---------- Exercise inputs

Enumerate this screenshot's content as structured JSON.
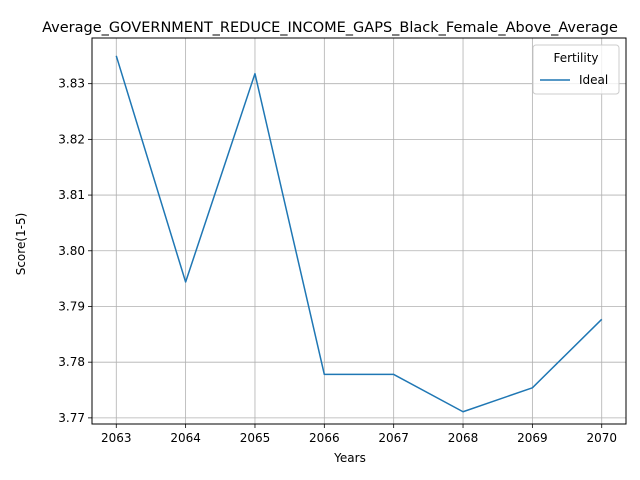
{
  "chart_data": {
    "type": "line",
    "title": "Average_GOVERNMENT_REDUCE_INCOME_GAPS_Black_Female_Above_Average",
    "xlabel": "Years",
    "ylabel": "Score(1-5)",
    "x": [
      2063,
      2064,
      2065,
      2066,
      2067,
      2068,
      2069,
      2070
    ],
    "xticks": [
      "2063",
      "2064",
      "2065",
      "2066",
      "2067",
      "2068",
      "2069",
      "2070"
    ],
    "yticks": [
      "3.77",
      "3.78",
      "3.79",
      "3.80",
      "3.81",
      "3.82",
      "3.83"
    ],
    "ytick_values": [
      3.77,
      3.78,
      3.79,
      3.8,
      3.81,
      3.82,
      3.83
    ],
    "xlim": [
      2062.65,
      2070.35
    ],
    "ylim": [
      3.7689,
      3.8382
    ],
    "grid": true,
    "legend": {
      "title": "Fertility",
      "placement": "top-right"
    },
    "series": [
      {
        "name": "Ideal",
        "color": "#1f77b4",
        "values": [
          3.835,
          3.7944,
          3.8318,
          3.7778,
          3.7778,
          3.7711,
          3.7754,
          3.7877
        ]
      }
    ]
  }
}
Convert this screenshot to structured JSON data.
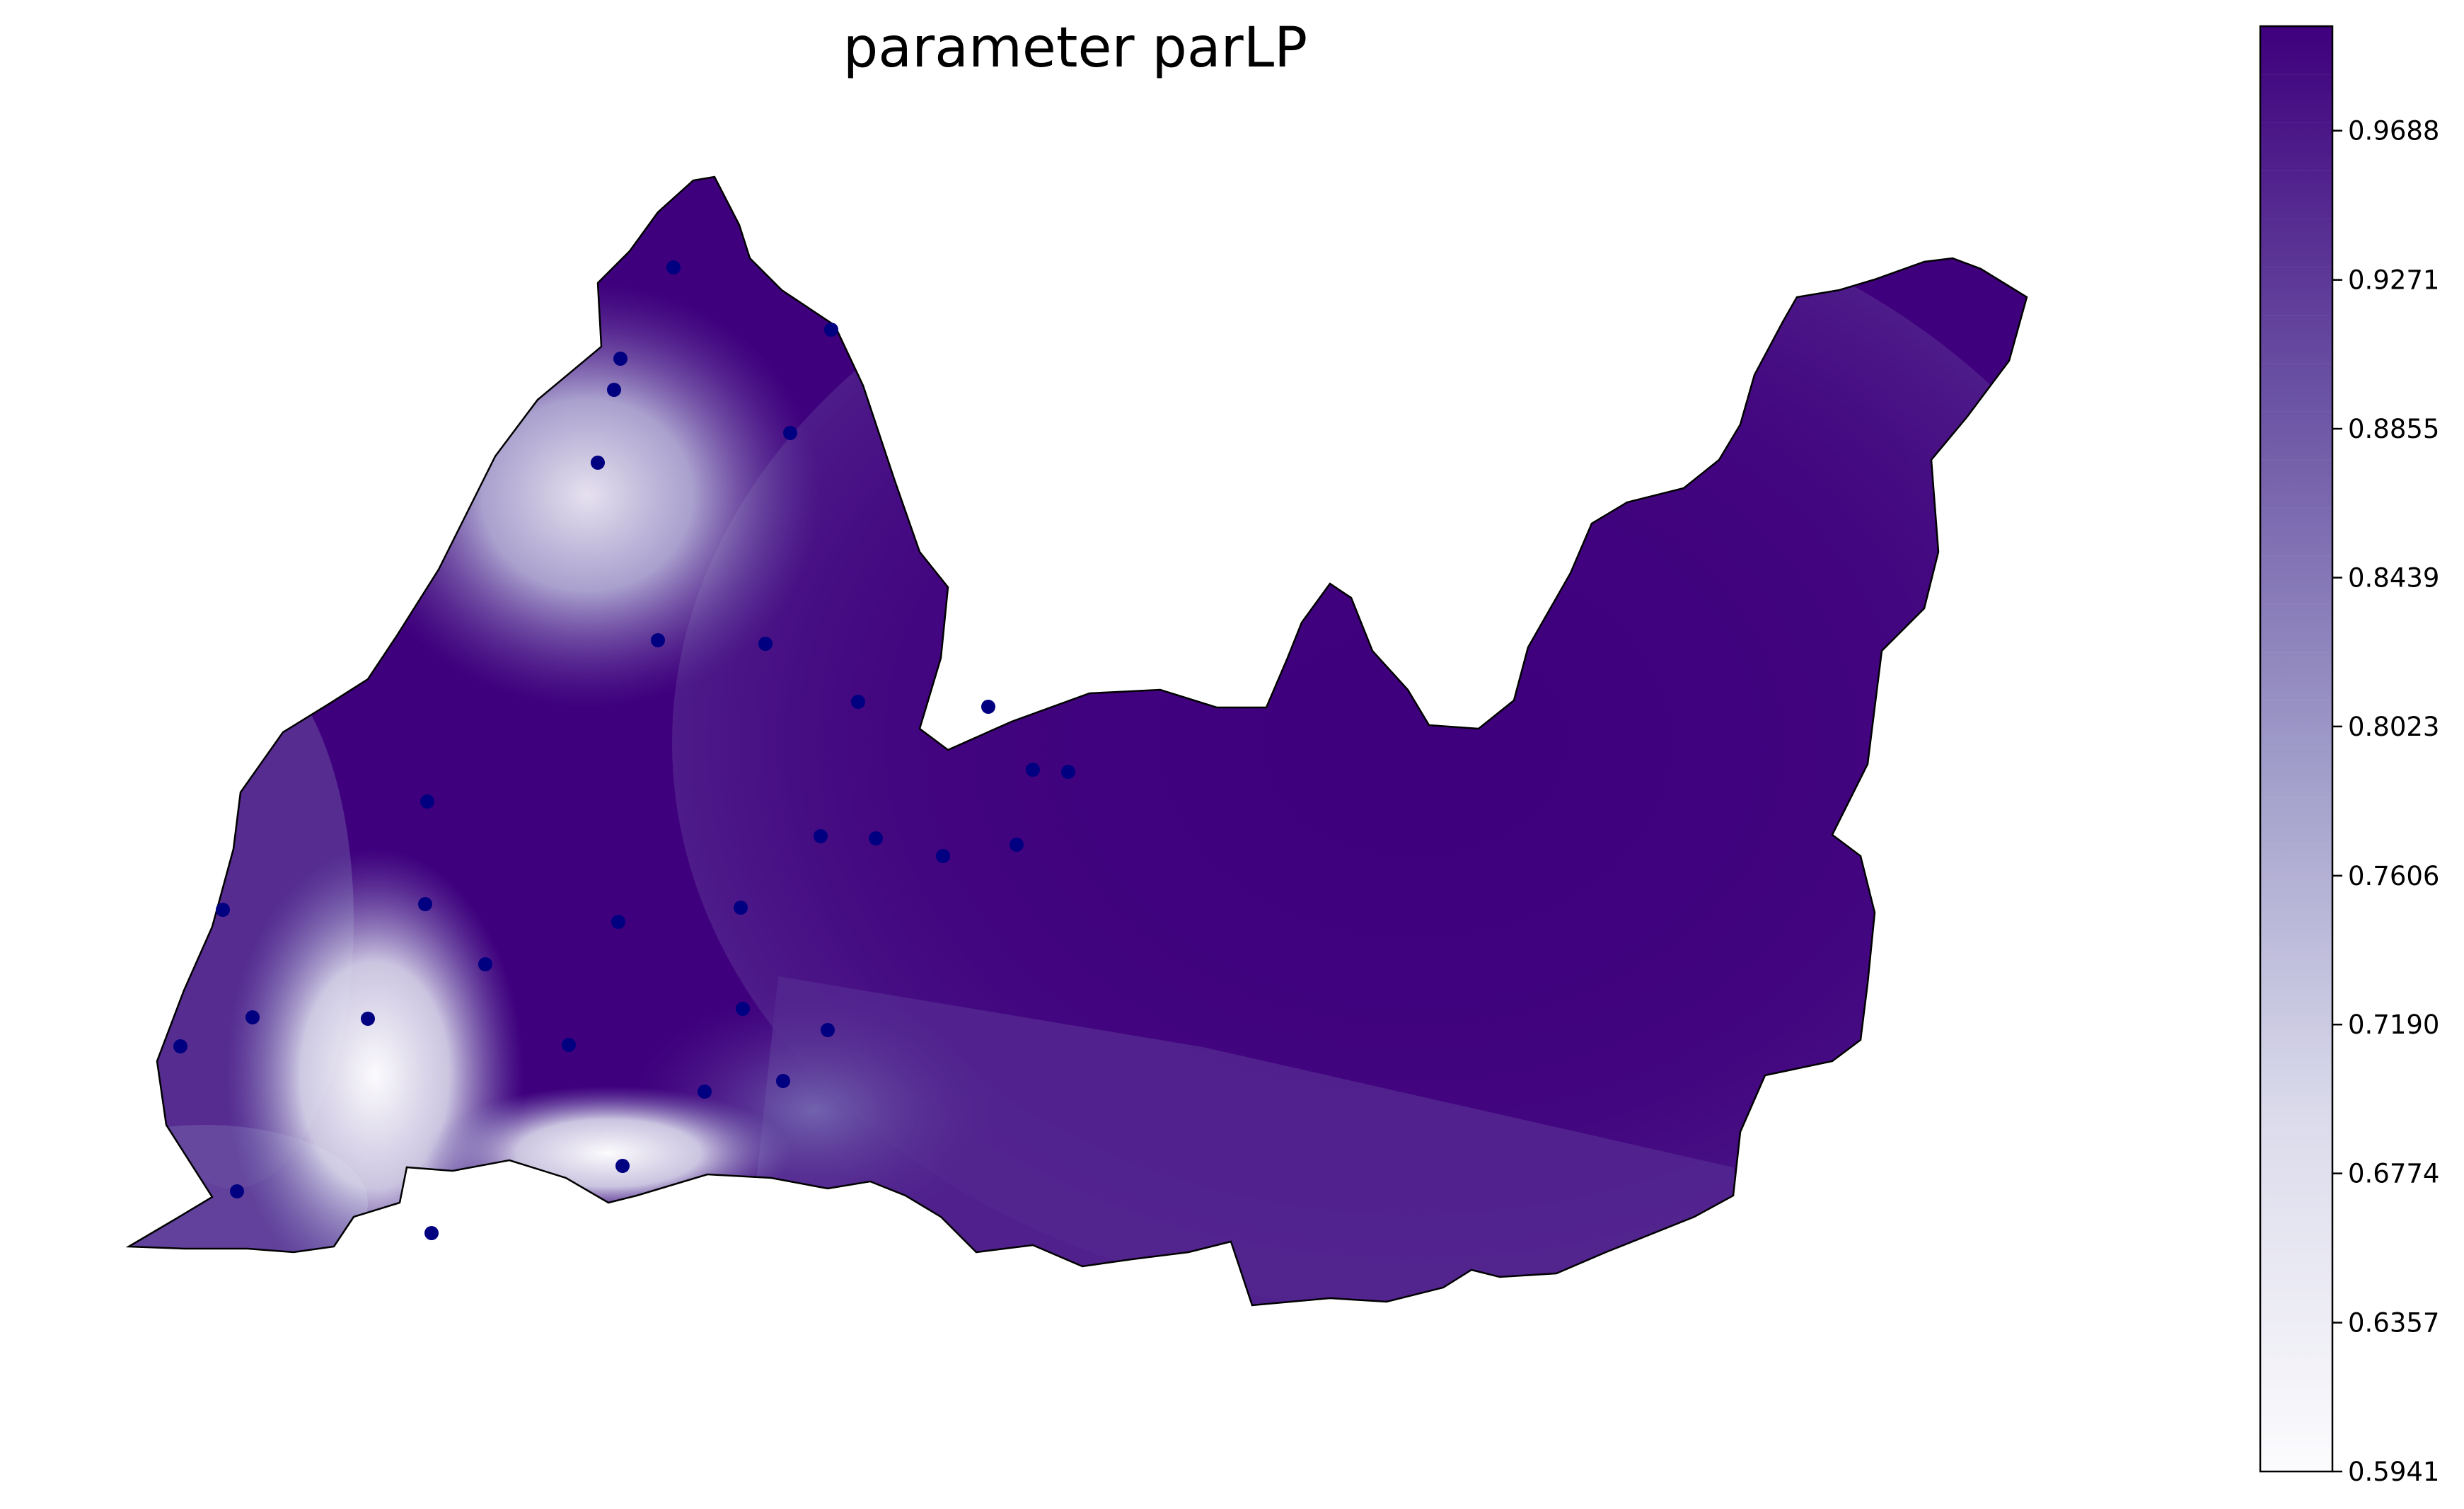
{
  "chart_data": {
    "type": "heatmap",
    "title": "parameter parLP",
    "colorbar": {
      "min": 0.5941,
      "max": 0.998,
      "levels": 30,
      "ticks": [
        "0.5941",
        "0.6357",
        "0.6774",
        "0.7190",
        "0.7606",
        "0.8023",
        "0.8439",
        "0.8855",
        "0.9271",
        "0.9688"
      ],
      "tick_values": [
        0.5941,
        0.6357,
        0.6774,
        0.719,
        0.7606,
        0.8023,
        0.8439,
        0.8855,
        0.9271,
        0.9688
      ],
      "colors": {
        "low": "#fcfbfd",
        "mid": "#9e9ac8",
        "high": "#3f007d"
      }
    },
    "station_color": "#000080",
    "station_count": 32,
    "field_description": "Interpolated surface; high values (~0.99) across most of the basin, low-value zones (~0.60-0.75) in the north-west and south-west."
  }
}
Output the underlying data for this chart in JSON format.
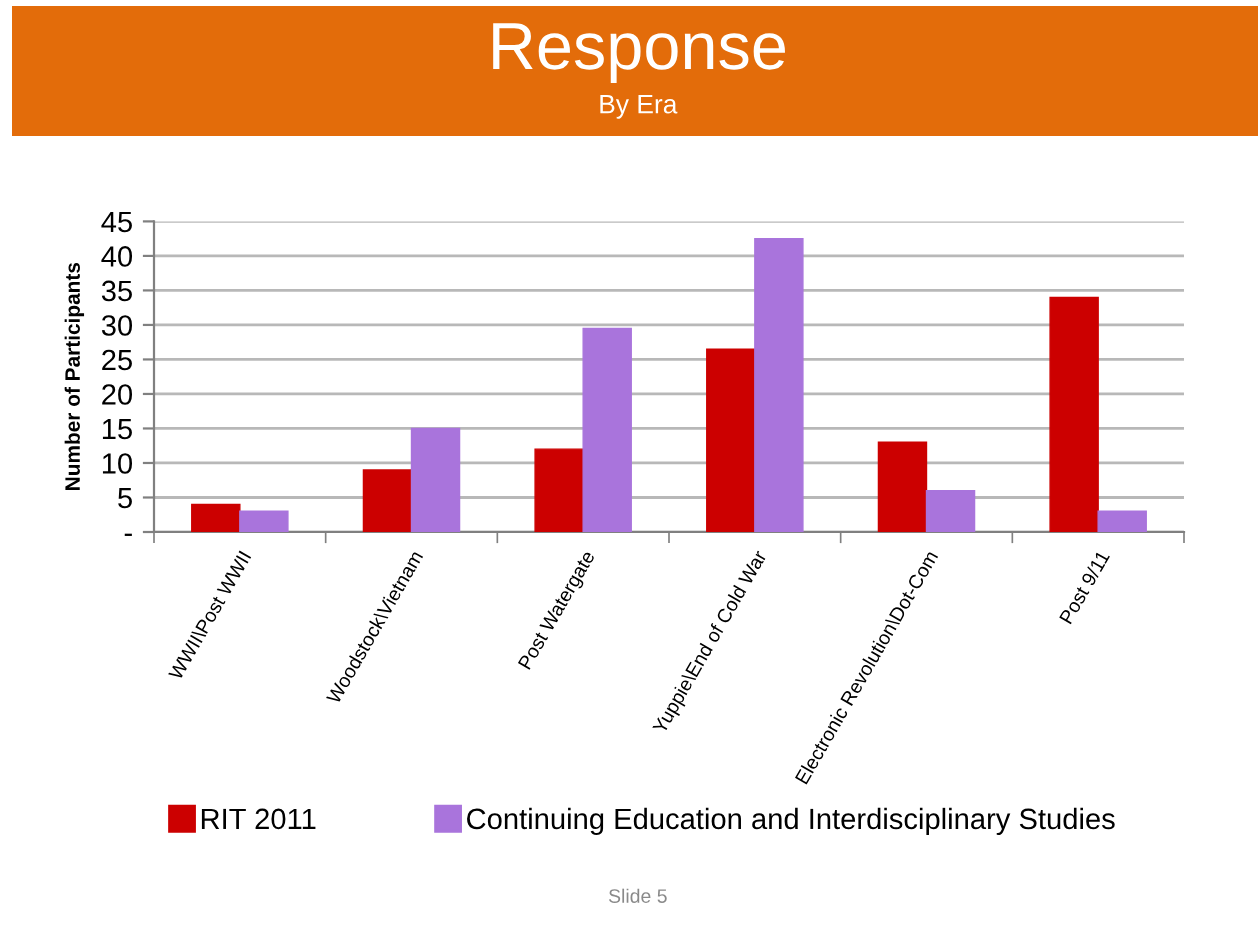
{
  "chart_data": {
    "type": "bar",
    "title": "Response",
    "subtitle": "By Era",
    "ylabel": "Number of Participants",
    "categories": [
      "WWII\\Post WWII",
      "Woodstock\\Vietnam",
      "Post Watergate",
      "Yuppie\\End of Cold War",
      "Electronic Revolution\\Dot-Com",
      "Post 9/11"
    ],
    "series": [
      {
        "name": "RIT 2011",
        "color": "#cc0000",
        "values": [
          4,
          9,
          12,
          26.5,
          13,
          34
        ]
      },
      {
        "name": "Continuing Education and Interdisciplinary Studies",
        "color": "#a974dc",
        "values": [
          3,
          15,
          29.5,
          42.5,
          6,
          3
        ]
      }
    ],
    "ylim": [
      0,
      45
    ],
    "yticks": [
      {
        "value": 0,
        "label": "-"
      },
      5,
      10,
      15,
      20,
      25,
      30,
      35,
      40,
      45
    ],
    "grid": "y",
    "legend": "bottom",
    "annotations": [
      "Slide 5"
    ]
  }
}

--------------------

=== Stated task ===
Determine how many lines of the listing hold the word "high" and reply with that figure alone.

=== Response ===
2